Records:
[Begin]

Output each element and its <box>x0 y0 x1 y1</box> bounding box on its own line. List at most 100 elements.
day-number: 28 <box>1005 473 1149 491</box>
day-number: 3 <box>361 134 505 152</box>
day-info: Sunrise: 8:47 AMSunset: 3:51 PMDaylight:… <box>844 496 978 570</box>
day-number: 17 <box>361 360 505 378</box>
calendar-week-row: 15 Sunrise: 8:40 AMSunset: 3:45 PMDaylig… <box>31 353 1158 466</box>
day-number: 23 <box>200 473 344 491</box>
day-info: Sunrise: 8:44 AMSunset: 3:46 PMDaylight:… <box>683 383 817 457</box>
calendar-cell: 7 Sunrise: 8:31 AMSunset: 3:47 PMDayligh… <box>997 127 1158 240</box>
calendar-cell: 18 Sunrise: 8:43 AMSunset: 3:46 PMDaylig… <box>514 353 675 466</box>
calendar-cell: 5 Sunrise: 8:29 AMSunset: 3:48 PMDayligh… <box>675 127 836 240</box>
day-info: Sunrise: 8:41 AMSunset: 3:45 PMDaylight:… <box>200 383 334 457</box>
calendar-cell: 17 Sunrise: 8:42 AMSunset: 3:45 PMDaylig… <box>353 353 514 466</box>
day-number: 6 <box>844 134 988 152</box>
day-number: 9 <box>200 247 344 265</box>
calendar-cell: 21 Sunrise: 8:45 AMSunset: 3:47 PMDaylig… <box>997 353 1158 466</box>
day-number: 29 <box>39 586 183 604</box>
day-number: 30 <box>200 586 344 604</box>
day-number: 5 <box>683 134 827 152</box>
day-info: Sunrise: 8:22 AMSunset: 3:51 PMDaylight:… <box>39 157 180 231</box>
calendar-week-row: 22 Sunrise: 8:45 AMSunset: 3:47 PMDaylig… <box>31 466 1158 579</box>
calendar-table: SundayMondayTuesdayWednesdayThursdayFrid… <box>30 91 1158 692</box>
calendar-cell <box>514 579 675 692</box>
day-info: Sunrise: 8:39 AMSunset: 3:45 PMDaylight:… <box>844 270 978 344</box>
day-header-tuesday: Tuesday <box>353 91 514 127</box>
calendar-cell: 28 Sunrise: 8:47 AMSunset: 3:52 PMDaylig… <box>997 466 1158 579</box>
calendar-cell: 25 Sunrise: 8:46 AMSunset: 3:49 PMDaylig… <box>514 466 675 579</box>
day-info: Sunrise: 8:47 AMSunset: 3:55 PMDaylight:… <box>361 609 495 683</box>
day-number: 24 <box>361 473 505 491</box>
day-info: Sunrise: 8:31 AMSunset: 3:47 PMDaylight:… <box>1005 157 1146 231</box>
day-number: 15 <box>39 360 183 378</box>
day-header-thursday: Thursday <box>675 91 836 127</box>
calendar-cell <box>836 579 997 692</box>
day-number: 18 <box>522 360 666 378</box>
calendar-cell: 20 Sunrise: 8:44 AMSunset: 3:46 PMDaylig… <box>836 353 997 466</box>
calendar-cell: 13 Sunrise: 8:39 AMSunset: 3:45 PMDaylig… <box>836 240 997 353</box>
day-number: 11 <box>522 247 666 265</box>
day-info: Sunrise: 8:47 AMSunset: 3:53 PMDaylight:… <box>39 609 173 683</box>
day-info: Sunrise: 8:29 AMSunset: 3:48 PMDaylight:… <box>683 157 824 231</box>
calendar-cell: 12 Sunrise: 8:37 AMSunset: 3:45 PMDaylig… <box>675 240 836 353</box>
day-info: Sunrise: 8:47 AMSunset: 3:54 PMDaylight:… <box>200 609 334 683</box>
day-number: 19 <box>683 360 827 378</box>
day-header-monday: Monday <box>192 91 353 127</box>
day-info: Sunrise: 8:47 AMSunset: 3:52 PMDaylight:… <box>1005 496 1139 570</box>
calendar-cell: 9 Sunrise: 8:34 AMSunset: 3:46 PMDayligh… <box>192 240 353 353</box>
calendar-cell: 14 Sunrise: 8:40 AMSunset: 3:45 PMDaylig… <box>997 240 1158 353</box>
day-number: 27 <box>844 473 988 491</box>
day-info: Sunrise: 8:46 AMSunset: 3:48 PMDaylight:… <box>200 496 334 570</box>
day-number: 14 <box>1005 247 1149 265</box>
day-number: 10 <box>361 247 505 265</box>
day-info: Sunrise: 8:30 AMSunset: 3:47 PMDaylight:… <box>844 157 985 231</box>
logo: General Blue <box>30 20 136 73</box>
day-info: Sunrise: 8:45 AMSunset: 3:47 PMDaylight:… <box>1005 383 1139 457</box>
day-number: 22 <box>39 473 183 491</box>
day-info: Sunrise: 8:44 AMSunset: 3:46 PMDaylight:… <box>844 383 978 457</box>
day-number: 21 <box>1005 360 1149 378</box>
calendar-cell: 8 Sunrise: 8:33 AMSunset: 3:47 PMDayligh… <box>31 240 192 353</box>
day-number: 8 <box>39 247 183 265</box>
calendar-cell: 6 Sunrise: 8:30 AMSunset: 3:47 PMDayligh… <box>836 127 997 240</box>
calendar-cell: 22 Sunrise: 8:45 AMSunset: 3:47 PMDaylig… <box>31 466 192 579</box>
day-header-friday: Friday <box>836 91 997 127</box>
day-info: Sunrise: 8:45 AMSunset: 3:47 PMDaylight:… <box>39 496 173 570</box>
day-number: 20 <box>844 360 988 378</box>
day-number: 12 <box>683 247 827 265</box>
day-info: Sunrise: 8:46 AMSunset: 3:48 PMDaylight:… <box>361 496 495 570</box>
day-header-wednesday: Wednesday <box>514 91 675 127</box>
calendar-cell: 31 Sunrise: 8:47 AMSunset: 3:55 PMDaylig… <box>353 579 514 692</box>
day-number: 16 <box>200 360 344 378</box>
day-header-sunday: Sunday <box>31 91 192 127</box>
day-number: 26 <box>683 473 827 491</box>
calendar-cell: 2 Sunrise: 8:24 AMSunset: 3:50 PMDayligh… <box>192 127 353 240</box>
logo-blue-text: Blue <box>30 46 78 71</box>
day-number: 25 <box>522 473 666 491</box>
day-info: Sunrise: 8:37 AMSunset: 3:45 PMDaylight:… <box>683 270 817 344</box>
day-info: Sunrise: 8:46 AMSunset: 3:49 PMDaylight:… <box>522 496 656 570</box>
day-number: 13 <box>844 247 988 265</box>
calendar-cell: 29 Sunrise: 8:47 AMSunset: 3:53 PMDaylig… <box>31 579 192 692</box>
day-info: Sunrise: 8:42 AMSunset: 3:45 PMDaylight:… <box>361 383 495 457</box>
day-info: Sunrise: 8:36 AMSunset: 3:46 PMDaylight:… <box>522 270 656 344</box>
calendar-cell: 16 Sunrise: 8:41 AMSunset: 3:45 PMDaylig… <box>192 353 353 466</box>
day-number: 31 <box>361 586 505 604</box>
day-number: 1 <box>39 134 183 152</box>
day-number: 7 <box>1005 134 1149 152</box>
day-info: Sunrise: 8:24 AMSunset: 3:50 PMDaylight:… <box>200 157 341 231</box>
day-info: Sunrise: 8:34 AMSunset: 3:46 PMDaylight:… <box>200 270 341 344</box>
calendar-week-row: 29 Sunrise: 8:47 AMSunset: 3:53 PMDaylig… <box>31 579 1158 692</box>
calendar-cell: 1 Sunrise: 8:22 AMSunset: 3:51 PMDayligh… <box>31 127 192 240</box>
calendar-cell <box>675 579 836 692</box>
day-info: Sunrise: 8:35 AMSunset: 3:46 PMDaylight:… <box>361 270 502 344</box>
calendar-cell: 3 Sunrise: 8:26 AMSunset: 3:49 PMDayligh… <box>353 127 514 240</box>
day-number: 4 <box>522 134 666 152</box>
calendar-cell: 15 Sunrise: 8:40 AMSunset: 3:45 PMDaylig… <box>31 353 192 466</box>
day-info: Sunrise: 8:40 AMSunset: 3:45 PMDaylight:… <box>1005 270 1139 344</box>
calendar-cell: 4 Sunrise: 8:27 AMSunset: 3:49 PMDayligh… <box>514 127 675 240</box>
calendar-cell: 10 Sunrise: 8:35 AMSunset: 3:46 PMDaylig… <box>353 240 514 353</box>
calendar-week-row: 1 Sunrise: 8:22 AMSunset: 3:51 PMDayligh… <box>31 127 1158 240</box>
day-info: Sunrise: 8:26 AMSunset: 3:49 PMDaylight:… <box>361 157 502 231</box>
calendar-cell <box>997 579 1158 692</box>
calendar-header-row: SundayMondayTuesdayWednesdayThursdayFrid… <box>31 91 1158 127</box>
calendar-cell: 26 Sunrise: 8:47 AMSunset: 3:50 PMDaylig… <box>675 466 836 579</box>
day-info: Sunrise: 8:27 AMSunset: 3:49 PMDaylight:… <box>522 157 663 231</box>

[End]

**The problem**
Reproduce the material word for word, from its first line through the line containing "calendar-cell: 5 Sunrise: 8:29", with both of those lines included.

**Finished answer**
Output each element and its <box>x0 y0 x1 y1</box> bounding box on its own line. List at most 100 elements.
day-number: 28 <box>1005 473 1149 491</box>
day-number: 3 <box>361 134 505 152</box>
day-info: Sunrise: 8:47 AMSunset: 3:51 PMDaylight:… <box>844 496 978 570</box>
day-number: 17 <box>361 360 505 378</box>
calendar-week-row: 15 Sunrise: 8:40 AMSunset: 3:45 PMDaylig… <box>31 353 1158 466</box>
day-number: 23 <box>200 473 344 491</box>
day-info: Sunrise: 8:44 AMSunset: 3:46 PMDaylight:… <box>683 383 817 457</box>
calendar-cell: 7 Sunrise: 8:31 AMSunset: 3:47 PMDayligh… <box>997 127 1158 240</box>
calendar-cell: 18 Sunrise: 8:43 AMSunset: 3:46 PMDaylig… <box>514 353 675 466</box>
calendar-cell: 5 Sunrise: 8:29 AMSunset: 3:48 PMDayligh… <box>675 127 836 240</box>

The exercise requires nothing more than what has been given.